Work required: Tally every line featuring "text", then give that tally alone.

....................

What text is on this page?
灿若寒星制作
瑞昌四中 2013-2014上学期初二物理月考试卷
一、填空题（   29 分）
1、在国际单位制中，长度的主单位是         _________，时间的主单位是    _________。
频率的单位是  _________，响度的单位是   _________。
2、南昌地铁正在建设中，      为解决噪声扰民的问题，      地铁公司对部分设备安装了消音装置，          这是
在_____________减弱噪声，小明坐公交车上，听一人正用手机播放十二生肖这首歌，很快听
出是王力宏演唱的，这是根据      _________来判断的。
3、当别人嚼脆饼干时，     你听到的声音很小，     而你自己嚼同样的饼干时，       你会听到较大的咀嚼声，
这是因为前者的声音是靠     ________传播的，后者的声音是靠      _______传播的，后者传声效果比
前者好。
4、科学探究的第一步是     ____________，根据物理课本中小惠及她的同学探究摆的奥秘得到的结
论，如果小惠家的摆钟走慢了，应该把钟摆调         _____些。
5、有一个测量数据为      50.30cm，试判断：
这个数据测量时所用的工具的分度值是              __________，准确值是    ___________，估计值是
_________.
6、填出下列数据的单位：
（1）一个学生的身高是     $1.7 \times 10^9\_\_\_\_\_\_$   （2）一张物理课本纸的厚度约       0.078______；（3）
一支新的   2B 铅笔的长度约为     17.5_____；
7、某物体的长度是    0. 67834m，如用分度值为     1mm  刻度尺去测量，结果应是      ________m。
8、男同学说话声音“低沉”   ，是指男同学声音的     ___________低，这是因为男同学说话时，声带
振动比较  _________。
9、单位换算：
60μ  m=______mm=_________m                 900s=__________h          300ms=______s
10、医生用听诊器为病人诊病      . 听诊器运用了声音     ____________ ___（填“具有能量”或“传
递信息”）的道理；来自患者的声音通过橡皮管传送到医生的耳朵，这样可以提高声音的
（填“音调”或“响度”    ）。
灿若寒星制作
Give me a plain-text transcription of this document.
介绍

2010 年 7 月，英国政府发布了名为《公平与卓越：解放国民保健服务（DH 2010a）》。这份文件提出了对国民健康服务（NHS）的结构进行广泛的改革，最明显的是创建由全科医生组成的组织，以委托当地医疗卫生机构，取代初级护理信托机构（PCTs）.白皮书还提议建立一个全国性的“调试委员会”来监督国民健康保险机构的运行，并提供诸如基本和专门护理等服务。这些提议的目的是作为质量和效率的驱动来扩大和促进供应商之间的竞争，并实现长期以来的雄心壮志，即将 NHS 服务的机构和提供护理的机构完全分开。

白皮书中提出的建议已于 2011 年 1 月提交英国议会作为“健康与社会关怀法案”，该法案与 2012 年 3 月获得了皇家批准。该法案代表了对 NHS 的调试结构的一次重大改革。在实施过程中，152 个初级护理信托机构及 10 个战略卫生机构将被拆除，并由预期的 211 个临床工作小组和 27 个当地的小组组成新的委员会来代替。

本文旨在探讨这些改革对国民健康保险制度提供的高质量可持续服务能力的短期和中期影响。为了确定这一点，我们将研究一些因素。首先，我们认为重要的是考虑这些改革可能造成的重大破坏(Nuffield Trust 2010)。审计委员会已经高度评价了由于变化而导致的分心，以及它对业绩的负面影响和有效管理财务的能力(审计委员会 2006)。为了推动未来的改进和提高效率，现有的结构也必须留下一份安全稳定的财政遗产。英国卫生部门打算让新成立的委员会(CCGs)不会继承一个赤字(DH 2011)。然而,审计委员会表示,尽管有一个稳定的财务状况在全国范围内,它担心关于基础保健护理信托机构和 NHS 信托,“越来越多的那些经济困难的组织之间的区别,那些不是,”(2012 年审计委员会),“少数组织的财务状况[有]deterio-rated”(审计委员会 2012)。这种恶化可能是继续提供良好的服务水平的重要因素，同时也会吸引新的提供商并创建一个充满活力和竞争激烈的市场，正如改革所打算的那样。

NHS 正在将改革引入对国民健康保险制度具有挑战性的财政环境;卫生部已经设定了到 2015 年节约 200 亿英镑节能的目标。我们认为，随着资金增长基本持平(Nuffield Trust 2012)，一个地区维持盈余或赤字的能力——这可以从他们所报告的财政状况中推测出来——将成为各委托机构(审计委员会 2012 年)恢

....................

Expected output: 2